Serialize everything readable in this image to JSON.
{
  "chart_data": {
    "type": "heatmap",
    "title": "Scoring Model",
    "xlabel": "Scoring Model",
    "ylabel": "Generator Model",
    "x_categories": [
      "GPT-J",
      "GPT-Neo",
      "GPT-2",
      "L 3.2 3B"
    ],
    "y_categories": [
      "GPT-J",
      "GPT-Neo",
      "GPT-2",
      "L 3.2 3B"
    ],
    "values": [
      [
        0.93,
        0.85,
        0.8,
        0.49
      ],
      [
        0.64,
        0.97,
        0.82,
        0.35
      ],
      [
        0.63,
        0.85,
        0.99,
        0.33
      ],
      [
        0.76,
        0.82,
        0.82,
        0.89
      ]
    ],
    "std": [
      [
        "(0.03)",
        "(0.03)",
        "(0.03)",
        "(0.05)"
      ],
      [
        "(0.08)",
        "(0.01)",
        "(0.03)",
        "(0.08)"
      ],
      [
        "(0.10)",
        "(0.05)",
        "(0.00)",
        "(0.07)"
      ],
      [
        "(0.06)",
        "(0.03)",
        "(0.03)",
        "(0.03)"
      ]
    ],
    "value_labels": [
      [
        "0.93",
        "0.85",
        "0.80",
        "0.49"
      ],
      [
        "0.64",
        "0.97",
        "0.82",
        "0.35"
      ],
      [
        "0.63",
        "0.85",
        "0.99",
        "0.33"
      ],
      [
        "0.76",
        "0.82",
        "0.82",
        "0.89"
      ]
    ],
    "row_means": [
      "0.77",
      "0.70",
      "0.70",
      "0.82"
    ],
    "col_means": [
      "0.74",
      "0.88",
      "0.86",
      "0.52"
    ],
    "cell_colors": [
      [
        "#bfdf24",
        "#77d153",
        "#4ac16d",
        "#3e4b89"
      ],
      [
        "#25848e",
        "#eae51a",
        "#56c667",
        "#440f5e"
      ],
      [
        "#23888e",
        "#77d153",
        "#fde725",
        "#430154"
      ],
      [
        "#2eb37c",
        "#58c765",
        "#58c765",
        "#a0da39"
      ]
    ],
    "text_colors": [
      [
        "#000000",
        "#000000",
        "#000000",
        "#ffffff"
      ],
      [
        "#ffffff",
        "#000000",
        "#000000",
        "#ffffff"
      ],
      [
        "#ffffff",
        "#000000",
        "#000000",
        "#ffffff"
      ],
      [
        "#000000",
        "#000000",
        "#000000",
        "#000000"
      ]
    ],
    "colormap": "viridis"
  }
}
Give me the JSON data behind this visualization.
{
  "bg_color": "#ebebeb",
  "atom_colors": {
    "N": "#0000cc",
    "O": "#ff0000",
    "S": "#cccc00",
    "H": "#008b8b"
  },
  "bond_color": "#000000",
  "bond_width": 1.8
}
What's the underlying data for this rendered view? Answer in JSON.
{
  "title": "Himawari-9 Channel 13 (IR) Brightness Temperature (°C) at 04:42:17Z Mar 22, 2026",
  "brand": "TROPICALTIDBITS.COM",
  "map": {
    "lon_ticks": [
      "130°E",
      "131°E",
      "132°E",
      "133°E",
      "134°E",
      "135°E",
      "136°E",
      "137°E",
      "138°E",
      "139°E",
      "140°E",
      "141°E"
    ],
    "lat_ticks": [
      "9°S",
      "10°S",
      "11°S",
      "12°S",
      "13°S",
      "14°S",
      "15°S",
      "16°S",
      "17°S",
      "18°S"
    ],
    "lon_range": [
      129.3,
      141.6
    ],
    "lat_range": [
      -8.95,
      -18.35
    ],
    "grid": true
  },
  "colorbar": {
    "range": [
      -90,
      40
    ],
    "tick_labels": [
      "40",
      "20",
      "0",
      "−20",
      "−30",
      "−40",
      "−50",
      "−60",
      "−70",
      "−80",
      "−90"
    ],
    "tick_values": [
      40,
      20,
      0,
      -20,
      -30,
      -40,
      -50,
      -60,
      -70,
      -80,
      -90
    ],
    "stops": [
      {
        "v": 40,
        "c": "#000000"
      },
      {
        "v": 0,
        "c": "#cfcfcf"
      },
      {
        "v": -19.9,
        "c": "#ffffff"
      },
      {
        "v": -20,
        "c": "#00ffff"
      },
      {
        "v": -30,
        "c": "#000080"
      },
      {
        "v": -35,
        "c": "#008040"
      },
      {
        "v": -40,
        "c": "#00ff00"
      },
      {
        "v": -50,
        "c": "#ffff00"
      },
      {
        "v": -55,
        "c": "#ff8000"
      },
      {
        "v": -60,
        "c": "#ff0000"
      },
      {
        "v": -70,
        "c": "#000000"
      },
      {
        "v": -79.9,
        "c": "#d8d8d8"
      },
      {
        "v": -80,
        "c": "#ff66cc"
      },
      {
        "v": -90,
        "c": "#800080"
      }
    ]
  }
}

**REQUIREMENTS**
Output the whole listing above again, word for word.

**EXERCISE RESPONSE**
Serialize everything readable in this image to JSON.
{
  "chart_data": {
    "type": "heatmap",
    "title": "Scoring Model",
    "xlabel": "Scoring Model",
    "ylabel": "Generator Model",
    "x_categories": [
      "GPT-J",
      "GPT-Neo",
      "GPT-2",
      "L 3.2 3B"
    ],
    "y_categories": [
      "GPT-J",
      "GPT-Neo",
      "GPT-2",
      "L 3.2 3B"
    ],
    "values": [
      [
        0.93,
        0.85,
        0.8,
        0.49
      ],
      [
        0.64,
        0.97,
        0.82,
        0.35
      ],
      [
        0.63,
        0.85,
        0.99,
        0.33
      ],
      [
        0.76,
        0.82,
        0.82,
        0.89
      ]
    ],
    "std": [
      [
        "(0.03)",
        "(0.03)",
        "(0.03)",
        "(0.05)"
      ],
      [
        "(0.08)",
        "(0.01)",
        "(0.03)",
        "(0.08)"
      ],
      [
        "(0.10)",
        "(0.05)",
        "(0.00)",
        "(0.07)"
      ],
      [
        "(0.06)",
        "(0.03)",
        "(0.03)",
        "(0.03)"
      ]
    ],
    "value_labels": [
      [
        "0.93",
        "0.85",
        "0.80",
        "0.49"
      ],
      [
        "0.64",
        "0.97",
        "0.82",
        "0.35"
      ],
      [
        "0.63",
        "0.85",
        "0.99",
        "0.33"
      ],
      [
        "0.76",
        "0.82",
        "0.82",
        "0.89"
      ]
    ],
    "row_means": [
      "0.77",
      "0.70",
      "0.70",
      "0.82"
    ],
    "col_means": [
      "0.74",
      "0.88",
      "0.86",
      "0.52"
    ],
    "cell_colors": [
      [
        "#bfdf24",
        "#77d153",
        "#4ac16d",
        "#3e4b89"
      ],
      [
        "#25848e",
        "#eae51a",
        "#56c667",
        "#440f5e"
      ],
      [
        "#23888e",
        "#77d153",
        "#fde725",
        "#430154"
      ],
      [
        "#2eb37c",
        "#58c765",
        "#58c765",
        "#a0da39"
      ]
    ],
    "text_colors": [
      [
        "#000000",
        "#000000",
        "#000000",
        "#ffffff"
      ],
      [
        "#ffffff",
        "#000000",
        "#000000",
        "#ffffff"
      ],
      [
        "#ffffff",
        "#000000",
        "#000000",
        "#ffffff"
      ],
      [
        "#000000",
        "#000000",
        "#000000",
        "#000000"
      ]
    ],
    "colormap": "viridis"
  }
}
Give me the JSON data behind this visualization.
{
  "bg_color": "#ebebeb",
  "atom_colors": {
    "N": "#0000cc",
    "O": "#ff0000",
    "S": "#cccc00",
    "H": "#008b8b"
  },
  "bond_color": "#000000",
  "bond_width": 1.8
}
What's the underlying data for this rendered view? Answer in JSON.
{
  "title": "Himawari-9 Channel 13 (IR) Brightness Temperature (°C) at 04:42:17Z Mar 22, 2026",
  "brand": "TROPICALTIDBITS.COM",
  "map": {
    "lon_ticks": [
      "130°E",
      "131°E",
      "132°E",
      "133°E",
      "134°E",
      "135°E",
      "136°E",
      "137°E",
      "138°E",
      "139°E",
      "140°E",
      "141°E"
    ],
    "lat_ticks": [
      "9°S",
      "10°S",
      "11°S",
      "12°S",
      "13°S",
      "14°S",
      "15°S",
      "16°S",
      "17°S",
      "18°S"
    ],
    "lon_range": [
      129.3,
      141.6
    ],
    "lat_range": [
      -8.95,
      -18.35
    ],
    "grid": true
  },
  "colorbar": {
    "range": [
      -90,
      40
    ],
    "tick_labels": [
      "40",
      "20",
      "0",
      "−20",
      "−30",
      "−40",
      "−50",
      "−60",
      "−70",
      "−80",
      "−90"
    ],
    "tick_values": [
      40,
      20,
      0,
      -20,
      -30,
      -40,
      -50,
      -60,
      -70,
      -80,
      -90
    ],
    "stops": [
      {
        "v": 40,
        "c": "#000000"
      },
      {
        "v": 0,
        "c": "#cfcfcf"
      },
      {
        "v": -19.9,
        "c": "#ffffff"
      },
      {
        "v": -20,
        "c": "#00ffff"
      },
      {
        "v": -30,
        "c": "#000080"
      },
      {
        "v": -35,
        "c": "#008040"
      },
      {
        "v": -40,
        "c": "#00ff00"
      },
      {
        "v": -50,
        "c": "#ffff00"
      },
      {
        "v": -55,
        "c": "#ff8000"
      },
      {
        "v": -60,
        "c": "#ff0000"
      },
      {
        "v": -70,
        "c": "#000000"
      },
      {
        "v": -79.9,
        "c": "#d8d8d8"
      },
      {
        "v": -80,
        "c": "#ff66cc"
      },
      {
        "v": -90,
        "c": "#800080"
      }
    ]
  }
}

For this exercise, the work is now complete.